— start —

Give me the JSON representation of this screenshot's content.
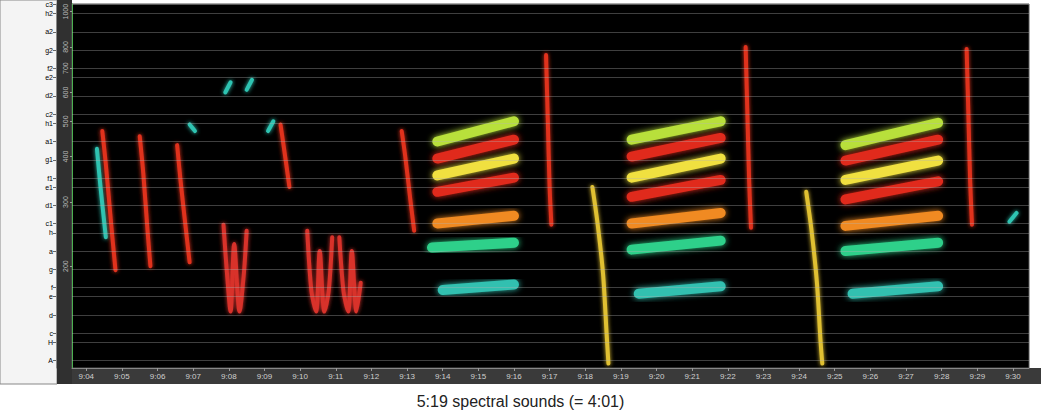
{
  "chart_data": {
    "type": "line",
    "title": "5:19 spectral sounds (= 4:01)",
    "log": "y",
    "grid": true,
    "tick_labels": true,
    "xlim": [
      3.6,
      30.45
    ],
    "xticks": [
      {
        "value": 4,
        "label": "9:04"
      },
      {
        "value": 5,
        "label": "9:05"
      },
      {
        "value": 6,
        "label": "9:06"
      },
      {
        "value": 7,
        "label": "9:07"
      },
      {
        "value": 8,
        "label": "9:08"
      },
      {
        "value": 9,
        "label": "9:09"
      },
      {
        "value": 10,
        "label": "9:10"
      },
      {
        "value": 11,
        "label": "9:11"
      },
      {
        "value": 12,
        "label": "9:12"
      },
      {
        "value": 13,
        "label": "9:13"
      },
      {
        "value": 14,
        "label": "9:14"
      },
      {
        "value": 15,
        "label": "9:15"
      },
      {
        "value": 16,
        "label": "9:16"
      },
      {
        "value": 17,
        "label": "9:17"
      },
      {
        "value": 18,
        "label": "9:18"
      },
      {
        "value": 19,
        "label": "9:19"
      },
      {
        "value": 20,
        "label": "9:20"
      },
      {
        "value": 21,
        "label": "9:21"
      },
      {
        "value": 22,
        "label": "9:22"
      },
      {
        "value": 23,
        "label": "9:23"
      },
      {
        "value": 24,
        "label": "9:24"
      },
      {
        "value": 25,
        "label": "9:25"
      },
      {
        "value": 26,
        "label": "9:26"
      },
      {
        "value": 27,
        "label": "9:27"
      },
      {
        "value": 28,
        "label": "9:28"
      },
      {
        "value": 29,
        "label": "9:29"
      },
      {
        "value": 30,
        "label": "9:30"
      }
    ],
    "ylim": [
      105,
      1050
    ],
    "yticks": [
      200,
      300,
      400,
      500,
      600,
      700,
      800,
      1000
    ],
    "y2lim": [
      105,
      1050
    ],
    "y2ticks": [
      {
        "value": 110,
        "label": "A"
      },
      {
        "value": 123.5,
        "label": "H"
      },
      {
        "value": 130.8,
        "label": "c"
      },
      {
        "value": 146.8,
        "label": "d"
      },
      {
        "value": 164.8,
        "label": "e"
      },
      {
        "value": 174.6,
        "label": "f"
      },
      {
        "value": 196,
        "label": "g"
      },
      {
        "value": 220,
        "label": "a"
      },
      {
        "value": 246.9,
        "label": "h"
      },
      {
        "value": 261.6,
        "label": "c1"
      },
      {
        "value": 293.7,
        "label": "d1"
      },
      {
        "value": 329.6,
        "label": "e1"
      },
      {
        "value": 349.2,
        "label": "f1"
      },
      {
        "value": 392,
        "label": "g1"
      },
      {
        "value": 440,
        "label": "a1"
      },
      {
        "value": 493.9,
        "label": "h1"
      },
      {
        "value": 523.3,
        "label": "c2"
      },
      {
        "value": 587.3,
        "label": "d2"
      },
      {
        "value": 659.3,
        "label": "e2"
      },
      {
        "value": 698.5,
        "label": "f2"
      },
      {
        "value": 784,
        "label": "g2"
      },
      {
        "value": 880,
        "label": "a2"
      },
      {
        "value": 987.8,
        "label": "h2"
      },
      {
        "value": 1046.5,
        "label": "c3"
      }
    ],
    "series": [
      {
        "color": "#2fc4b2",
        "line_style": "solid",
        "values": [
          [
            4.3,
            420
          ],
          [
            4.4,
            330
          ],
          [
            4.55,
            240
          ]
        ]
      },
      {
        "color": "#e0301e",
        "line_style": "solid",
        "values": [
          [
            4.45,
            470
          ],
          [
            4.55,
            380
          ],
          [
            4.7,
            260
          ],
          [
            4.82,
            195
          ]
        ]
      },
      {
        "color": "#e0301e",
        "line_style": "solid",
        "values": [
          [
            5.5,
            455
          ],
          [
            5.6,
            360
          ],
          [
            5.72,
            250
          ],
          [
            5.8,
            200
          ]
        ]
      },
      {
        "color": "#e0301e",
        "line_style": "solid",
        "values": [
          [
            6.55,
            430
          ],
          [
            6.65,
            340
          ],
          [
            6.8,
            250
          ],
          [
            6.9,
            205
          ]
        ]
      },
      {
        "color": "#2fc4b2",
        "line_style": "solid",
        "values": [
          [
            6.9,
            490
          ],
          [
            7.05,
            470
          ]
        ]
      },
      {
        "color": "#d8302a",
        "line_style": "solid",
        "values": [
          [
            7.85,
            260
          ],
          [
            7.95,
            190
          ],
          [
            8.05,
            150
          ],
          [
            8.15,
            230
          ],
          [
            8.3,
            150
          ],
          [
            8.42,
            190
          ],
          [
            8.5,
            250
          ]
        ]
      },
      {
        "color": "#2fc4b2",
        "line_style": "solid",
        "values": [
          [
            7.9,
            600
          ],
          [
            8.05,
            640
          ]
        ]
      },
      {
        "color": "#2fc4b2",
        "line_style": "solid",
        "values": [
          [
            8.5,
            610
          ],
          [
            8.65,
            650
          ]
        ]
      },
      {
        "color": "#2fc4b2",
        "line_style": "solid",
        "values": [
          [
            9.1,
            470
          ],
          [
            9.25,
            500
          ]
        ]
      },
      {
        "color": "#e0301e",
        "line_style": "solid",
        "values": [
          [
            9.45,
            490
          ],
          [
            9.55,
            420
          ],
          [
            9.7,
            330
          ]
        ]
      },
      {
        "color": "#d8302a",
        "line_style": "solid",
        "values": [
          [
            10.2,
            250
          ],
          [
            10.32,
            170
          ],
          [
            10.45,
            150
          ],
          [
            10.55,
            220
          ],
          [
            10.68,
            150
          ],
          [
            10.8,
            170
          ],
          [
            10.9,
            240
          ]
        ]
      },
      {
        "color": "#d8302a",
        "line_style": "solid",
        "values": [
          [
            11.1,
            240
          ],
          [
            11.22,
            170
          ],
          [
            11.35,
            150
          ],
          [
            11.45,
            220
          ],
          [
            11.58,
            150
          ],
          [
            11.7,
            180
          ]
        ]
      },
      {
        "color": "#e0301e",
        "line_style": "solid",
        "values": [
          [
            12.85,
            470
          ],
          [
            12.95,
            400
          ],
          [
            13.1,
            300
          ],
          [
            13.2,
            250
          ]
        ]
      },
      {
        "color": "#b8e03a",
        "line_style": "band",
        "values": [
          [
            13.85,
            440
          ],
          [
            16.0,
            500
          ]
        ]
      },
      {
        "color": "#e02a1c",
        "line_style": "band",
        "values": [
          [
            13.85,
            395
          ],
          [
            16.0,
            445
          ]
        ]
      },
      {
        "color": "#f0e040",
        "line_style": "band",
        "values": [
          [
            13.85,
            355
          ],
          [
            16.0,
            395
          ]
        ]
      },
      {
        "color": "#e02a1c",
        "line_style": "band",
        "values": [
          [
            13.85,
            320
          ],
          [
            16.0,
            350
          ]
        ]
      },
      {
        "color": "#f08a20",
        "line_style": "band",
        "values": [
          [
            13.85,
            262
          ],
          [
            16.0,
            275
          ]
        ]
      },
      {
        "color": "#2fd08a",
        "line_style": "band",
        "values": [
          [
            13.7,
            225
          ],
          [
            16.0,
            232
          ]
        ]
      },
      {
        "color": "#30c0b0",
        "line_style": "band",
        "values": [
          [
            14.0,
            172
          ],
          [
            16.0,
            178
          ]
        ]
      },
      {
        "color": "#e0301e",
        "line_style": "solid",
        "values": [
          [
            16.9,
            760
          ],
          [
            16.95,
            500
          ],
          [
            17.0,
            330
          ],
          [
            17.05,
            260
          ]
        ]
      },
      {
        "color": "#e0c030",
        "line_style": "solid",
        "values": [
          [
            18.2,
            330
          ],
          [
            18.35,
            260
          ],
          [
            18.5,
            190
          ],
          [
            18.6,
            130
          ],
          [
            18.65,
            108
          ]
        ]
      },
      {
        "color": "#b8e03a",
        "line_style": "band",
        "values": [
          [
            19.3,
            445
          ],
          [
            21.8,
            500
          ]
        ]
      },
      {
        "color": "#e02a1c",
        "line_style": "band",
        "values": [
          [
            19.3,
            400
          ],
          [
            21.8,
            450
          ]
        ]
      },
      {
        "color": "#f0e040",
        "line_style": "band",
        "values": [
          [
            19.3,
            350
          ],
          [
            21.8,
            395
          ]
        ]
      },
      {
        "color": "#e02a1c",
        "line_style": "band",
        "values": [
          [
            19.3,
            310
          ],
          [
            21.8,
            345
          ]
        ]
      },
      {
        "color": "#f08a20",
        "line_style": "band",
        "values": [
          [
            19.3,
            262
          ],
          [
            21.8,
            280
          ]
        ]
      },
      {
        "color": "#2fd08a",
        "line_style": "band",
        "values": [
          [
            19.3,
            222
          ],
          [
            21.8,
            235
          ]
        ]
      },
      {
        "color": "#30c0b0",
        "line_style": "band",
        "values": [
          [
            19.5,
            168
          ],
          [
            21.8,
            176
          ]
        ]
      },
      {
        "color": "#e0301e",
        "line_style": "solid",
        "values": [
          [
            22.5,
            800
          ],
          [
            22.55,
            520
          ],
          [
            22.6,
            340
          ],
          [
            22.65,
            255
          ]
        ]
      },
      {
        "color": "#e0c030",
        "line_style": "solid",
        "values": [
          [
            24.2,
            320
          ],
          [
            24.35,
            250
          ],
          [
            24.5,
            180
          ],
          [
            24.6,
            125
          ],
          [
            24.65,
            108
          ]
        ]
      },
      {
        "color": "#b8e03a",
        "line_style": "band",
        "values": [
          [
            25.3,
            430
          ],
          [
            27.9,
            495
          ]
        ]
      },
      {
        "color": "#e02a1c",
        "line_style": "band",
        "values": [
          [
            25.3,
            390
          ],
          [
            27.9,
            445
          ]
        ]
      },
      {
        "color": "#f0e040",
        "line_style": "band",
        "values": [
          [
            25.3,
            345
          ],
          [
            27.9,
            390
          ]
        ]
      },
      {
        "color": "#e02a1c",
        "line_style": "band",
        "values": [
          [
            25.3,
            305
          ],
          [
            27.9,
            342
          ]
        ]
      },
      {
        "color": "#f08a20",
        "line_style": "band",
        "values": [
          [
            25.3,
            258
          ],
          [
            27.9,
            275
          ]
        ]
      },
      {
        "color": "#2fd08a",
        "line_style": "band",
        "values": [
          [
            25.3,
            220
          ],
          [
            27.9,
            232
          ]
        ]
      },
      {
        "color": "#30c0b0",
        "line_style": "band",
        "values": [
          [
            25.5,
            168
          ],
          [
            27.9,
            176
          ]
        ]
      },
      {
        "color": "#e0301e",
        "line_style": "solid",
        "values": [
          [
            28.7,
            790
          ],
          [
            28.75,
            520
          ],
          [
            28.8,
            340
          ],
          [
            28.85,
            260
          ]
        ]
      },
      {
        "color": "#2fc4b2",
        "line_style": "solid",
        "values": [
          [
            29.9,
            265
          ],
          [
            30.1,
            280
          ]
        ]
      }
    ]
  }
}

— end —
— start —

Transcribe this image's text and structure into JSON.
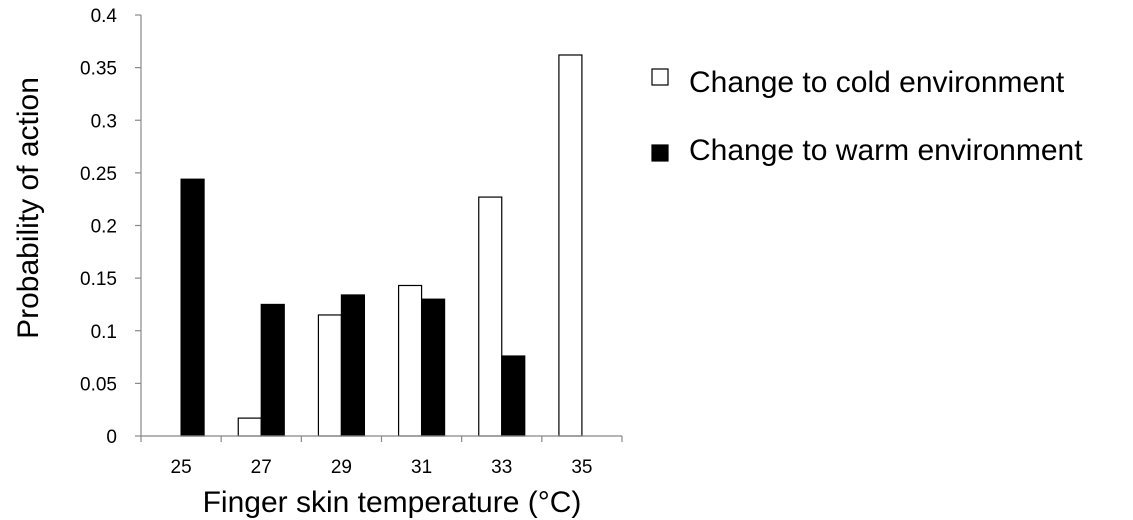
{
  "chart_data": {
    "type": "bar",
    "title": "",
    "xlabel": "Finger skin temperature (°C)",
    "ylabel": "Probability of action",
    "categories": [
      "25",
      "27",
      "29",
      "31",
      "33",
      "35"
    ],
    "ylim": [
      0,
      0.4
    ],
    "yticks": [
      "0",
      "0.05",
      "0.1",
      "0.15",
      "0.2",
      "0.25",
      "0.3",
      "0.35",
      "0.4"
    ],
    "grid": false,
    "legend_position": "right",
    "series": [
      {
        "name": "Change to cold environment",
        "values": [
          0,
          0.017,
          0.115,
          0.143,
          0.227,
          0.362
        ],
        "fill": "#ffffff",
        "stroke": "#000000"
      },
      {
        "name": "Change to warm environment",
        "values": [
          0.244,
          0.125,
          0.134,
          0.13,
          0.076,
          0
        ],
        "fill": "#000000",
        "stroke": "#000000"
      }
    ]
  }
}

— end —

What is needed:
For the listing above, identify each line bearing "name".

Solved problem:
        "name": "Change to cold environment",
        "name": "Change to warm environment",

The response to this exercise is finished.